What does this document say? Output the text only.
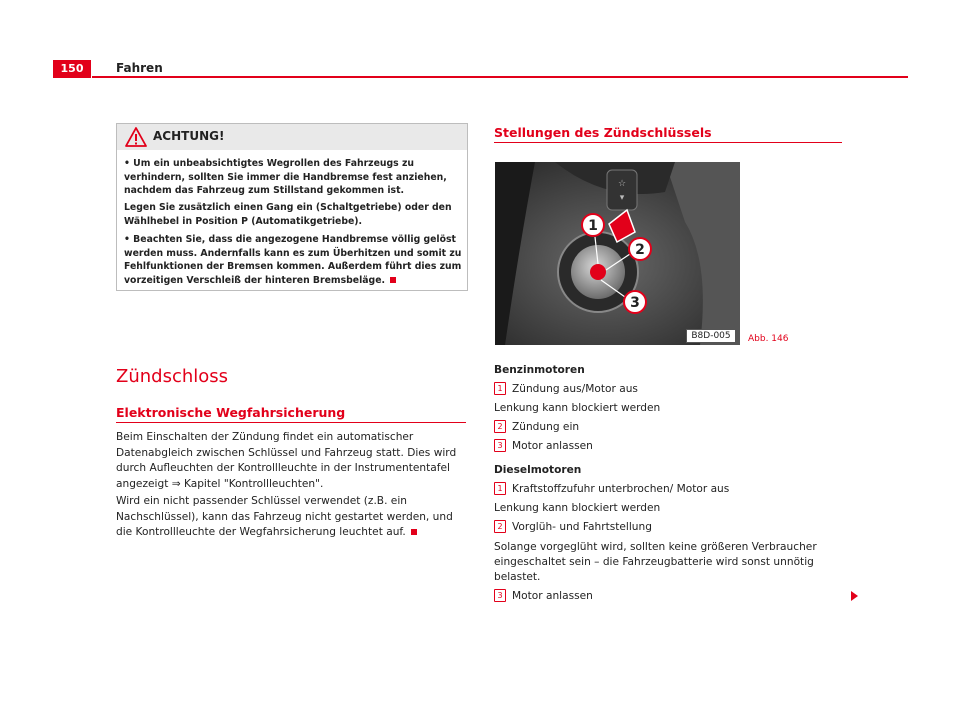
150	Fahren
ACHTUNG!
• Um ein unbeabsichtigtes Wegrollen des Fahrzeugs zu verhindern, sollten Sie immer die Handbremse fest anziehen, nachdem das Fahrzeug zum Stillstand gekommen ist.
Legen Sie zusätzlich einen Gang ein (Schaltgetriebe) oder den Wählhebel in Position P (Automatikgetriebe).
• Beachten Sie, dass die angezogene Handbremse völlig gelöst werden muss. Andernfalls kann es zum Überhitzen und somit zu Fehlfunktionen der Bremsen kommen. Außerdem führt dies zum vorzeitigen Verschleiß der hinteren Bremsbeläge.
Zündschloss
Elektronische Wegfahrsicherung
Beim Einschalten der Zündung findet ein automatischer Datenabgleich zwischen Schlüssel und Fahrzeug statt. Dies wird durch Aufleuchten der Kontrollleuchte in der Instrumententafel angezeigt ⇒ Kapitel "Kontrollleuchten".
Wird ein nicht passender Schlüssel verwendet (z.B. ein Nachschlüssel), kann das Fahrzeug nicht gestartet werden, und die Kontrollleuchte der Wegfahrsicherung leuchtet auf.
Stellungen des Zündschlüssels
☆
▾
1
2
3
B8D-005	Abb. 146
Benzinmotoren
1 Zündung aus/Motor aus
Lenkung kann blockiert werden
2 Zündung ein
3 Motor anlassen
Dieselmotoren
1 Kraftstoffzufuhr unterbrochen/ Motor aus
Lenkung kann blockiert werden
2 Vorglüh- und Fahrtstellung
Solange vorgeglüht wird, sollten keine größeren Verbraucher eingeschaltet sein – die Fahrzeugbatterie wird sonst unnötig belastet.
3 Motor anlassen
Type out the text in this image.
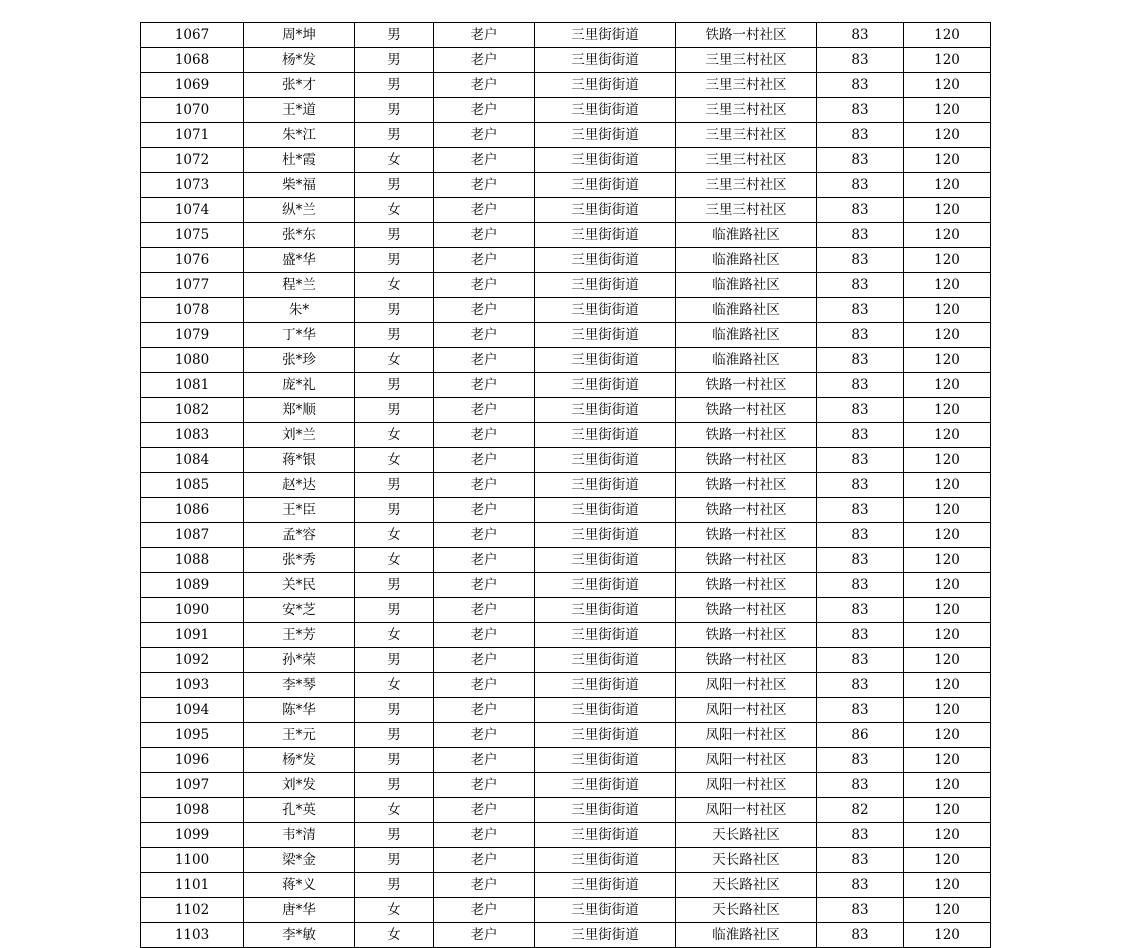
1067	周*坤	男	老户	三里街街道	铁路一村社区	83	120
1068	杨*发	男	老户	三里街街道	三里三村社区	83	120
1069	张*才	男	老户	三里街街道	三里三村社区	83	120
1070	王*道	男	老户	三里街街道	三里三村社区	83	120
1071	朱*江	男	老户	三里街街道	三里三村社区	83	120
1072	杜*霞	女	老户	三里街街道	三里三村社区	83	120
1073	柴*福	男	老户	三里街街道	三里三村社区	83	120
1074	纵*兰	女	老户	三里街街道	三里三村社区	83	120
1075	张*东	男	老户	三里街街道	临淮路社区	83	120
1076	盛*华	男	老户	三里街街道	临淮路社区	83	120
1077	程*兰	女	老户	三里街街道	临淮路社区	83	120
1078	朱*	男	老户	三里街街道	临淮路社区	83	120
1079	丁*华	男	老户	三里街街道	临淮路社区	83	120
1080	张*珍	女	老户	三里街街道	临淮路社区	83	120
1081	庞*礼	男	老户	三里街街道	铁路一村社区	83	120
1082	郑*顺	男	老户	三里街街道	铁路一村社区	83	120
1083	刘*兰	女	老户	三里街街道	铁路一村社区	83	120
1084	蒋*银	女	老户	三里街街道	铁路一村社区	83	120
1085	赵*达	男	老户	三里街街道	铁路一村社区	83	120
1086	王*臣	男	老户	三里街街道	铁路一村社区	83	120
1087	孟*容	女	老户	三里街街道	铁路一村社区	83	120
1088	张*秀	女	老户	三里街街道	铁路一村社区	83	120
1089	关*民	男	老户	三里街街道	铁路一村社区	83	120
1090	安*芝	男	老户	三里街街道	铁路一村社区	83	120
1091	王*芳	女	老户	三里街街道	铁路一村社区	83	120
1092	孙*荣	男	老户	三里街街道	铁路一村社区	83	120
1093	李*琴	女	老户	三里街街道	凤阳一村社区	83	120
1094	陈*华	男	老户	三里街街道	凤阳一村社区	83	120
1095	王*元	男	老户	三里街街道	凤阳一村社区	86	120
1096	杨*发	男	老户	三里街街道	凤阳一村社区	83	120
1097	刘*发	男	老户	三里街街道	凤阳一村社区	83	120
1098	孔*英	女	老户	三里街街道	凤阳一村社区	82	120
1099	韦*清	男	老户	三里街街道	天长路社区	83	120
1100	梁*金	男	老户	三里街街道	天长路社区	83	120
1101	蒋*义	男	老户	三里街街道	天长路社区	83	120
1102	唐*华	女	老户	三里街街道	天长路社区	83	120
1103	李*敏	女	老户	三里街街道	临淮路社区	83	120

--------------------------------------------------

YOUR OBJECTIVE
Without including any pictures, reproduce the listing exactly.

RESULT FOR THIS TASK
What does this document say? Output the text only.
150	Fahren
ACHTUNG!
• Um ein unbeabsichtigtes Wegrollen des Fahrzeugs zu verhindern, sollten Sie immer die Handbremse fest anziehen, nachdem das Fahrzeug zum Stillstand gekommen ist.
Legen Sie zusätzlich einen Gang ein (Schaltgetriebe) oder den Wählhebel in Position P (Automatikgetriebe).
• Beachten Sie, dass die angezogene Handbremse völlig gelöst werden muss. Andernfalls kann es zum Überhitzen und somit zu Fehlfunktionen der Bremsen kommen. Außerdem führt dies zum vorzeitigen Verschleiß der hinteren Bremsbeläge.
Zündschloss
Elektronische Wegfahrsicherung
Beim Einschalten der Zündung findet ein automatischer Datenabgleich zwischen Schlüssel und Fahrzeug statt. Dies wird durch Aufleuchten der Kontrollleuchte in der Instrumententafel angezeigt ⇒ Kapitel "Kontrollleuchten".
Wird ein nicht passender Schlüssel verwendet (z.B. ein Nachschlüssel), kann das Fahrzeug nicht gestartet werden, und die Kontrollleuchte der Wegfahrsicherung leuchtet auf.
Stellungen des Zündschlüssels
☆
▾
1
2
3
B8D-005	Abb. 146
Benzinmotoren
1 Zündung aus/Motor aus
Lenkung kann blockiert werden
2 Zündung ein
3 Motor anlassen
Dieselmotoren
1 Kraftstoffzufuhr unterbrochen/ Motor aus
Lenkung kann blockiert werden
2 Vorglüh- und Fahrtstellung
Solange vorgeglüht wird, sollten keine größeren Verbraucher eingeschaltet sein – die Fahrzeugbatterie wird sonst unnötig belastet.
3 Motor anlassen
Type out the text in this image.
1067	周*坤	男	老户	三里街街道	铁路一村社区	83	120
1068	杨*发	男	老户	三里街街道	三里三村社区	83	120
1069	张*才	男	老户	三里街街道	三里三村社区	83	120
1070	王*道	男	老户	三里街街道	三里三村社区	83	120
1071	朱*江	男	老户	三里街街道	三里三村社区	83	120
1072	杜*霞	女	老户	三里街街道	三里三村社区	83	120
1073	柴*福	男	老户	三里街街道	三里三村社区	83	120
1074	纵*兰	女	老户	三里街街道	三里三村社区	83	120
1075	张*东	男	老户	三里街街道	临淮路社区	83	120
1076	盛*华	男	老户	三里街街道	临淮路社区	83	120
1077	程*兰	女	老户	三里街街道	临淮路社区	83	120
1078	朱*	男	老户	三里街街道	临淮路社区	83	120
1079	丁*华	男	老户	三里街街道	临淮路社区	83	120
1080	张*珍	女	老户	三里街街道	临淮路社区	83	120
1081	庞*礼	男	老户	三里街街道	铁路一村社区	83	120
1082	郑*顺	男	老户	三里街街道	铁路一村社区	83	120
1083	刘*兰	女	老户	三里街街道	铁路一村社区	83	120
1084	蒋*银	女	老户	三里街街道	铁路一村社区	83	120
1085	赵*达	男	老户	三里街街道	铁路一村社区	83	120
1086	王*臣	男	老户	三里街街道	铁路一村社区	83	120
1087	孟*容	女	老户	三里街街道	铁路一村社区	83	120
1088	张*秀	女	老户	三里街街道	铁路一村社区	83	120
1089	关*民	男	老户	三里街街道	铁路一村社区	83	120
1090	安*芝	男	老户	三里街街道	铁路一村社区	83	120
1091	王*芳	女	老户	三里街街道	铁路一村社区	83	120
1092	孙*荣	男	老户	三里街街道	铁路一村社区	83	120
1093	李*琴	女	老户	三里街街道	凤阳一村社区	83	120
1094	陈*华	男	老户	三里街街道	凤阳一村社区	83	120
1095	王*元	男	老户	三里街街道	凤阳一村社区	86	120
1096	杨*发	男	老户	三里街街道	凤阳一村社区	83	120
1097	刘*发	男	老户	三里街街道	凤阳一村社区	83	120
1098	孔*英	女	老户	三里街街道	凤阳一村社区	82	120
1099	韦*清	男	老户	三里街街道	天长路社区	83	120
1100	梁*金	男	老户	三里街街道	天长路社区	83	120
1101	蒋*义	男	老户	三里街街道	天长路社区	83	120
1102	唐*华	女	老户	三里街街道	天长路社区	83	120
1103	李*敏	女	老户	三里街街道	临淮路社区	83	120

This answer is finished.